▶ _What the exercise asks_: Write out the material exactly, with the pictures left out.

▶ _Data supplied_:
_ _ _ _ _ _ _

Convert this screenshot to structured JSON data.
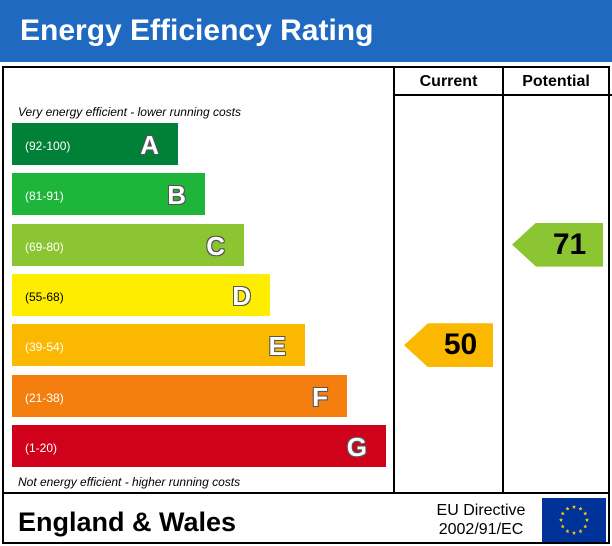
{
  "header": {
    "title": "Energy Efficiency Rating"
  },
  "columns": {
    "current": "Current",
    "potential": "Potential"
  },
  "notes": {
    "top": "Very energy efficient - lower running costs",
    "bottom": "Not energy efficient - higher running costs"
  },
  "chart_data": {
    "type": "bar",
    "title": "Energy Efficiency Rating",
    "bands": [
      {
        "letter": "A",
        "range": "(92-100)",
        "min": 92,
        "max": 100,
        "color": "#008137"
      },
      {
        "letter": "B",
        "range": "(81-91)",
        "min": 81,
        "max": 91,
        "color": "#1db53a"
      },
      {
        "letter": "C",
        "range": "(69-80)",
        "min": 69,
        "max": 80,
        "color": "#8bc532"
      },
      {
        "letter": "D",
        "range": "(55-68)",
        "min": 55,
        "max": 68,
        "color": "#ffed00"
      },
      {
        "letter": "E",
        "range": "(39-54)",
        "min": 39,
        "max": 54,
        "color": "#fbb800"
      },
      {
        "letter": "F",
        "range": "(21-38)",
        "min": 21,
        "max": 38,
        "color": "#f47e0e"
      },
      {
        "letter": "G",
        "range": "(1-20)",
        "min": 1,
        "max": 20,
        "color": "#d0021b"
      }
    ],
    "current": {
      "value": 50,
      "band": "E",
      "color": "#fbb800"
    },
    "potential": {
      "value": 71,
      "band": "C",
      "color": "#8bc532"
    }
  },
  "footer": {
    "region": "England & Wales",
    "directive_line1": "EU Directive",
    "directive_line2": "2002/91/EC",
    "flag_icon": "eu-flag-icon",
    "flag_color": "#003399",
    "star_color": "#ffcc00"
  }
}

_ _ _ _ _ _ _

▶ _Reply to the exercise_:
Convert this screenshot to structured JSON data.
{
  "header": {
    "title": "Energy Efficiency Rating"
  },
  "columns": {
    "current": "Current",
    "potential": "Potential"
  },
  "notes": {
    "top": "Very energy efficient - lower running costs",
    "bottom": "Not energy efficient - higher running costs"
  },
  "chart_data": {
    "type": "bar",
    "title": "Energy Efficiency Rating",
    "bands": [
      {
        "letter": "A",
        "range": "(92-100)",
        "min": 92,
        "max": 100,
        "color": "#008137"
      },
      {
        "letter": "B",
        "range": "(81-91)",
        "min": 81,
        "max": 91,
        "color": "#1db53a"
      },
      {
        "letter": "C",
        "range": "(69-80)",
        "min": 69,
        "max": 80,
        "color": "#8bc532"
      },
      {
        "letter": "D",
        "range": "(55-68)",
        "min": 55,
        "max": 68,
        "color": "#ffed00"
      },
      {
        "letter": "E",
        "range": "(39-54)",
        "min": 39,
        "max": 54,
        "color": "#fbb800"
      },
      {
        "letter": "F",
        "range": "(21-38)",
        "min": 21,
        "max": 38,
        "color": "#f47e0e"
      },
      {
        "letter": "G",
        "range": "(1-20)",
        "min": 1,
        "max": 20,
        "color": "#d0021b"
      }
    ],
    "current": {
      "value": 50,
      "band": "E",
      "color": "#fbb800"
    },
    "potential": {
      "value": 71,
      "band": "C",
      "color": "#8bc532"
    }
  },
  "footer": {
    "region": "England & Wales",
    "directive_line1": "EU Directive",
    "directive_line2": "2002/91/EC",
    "flag_icon": "eu-flag-icon",
    "flag_color": "#003399",
    "star_color": "#ffcc00"
  }
}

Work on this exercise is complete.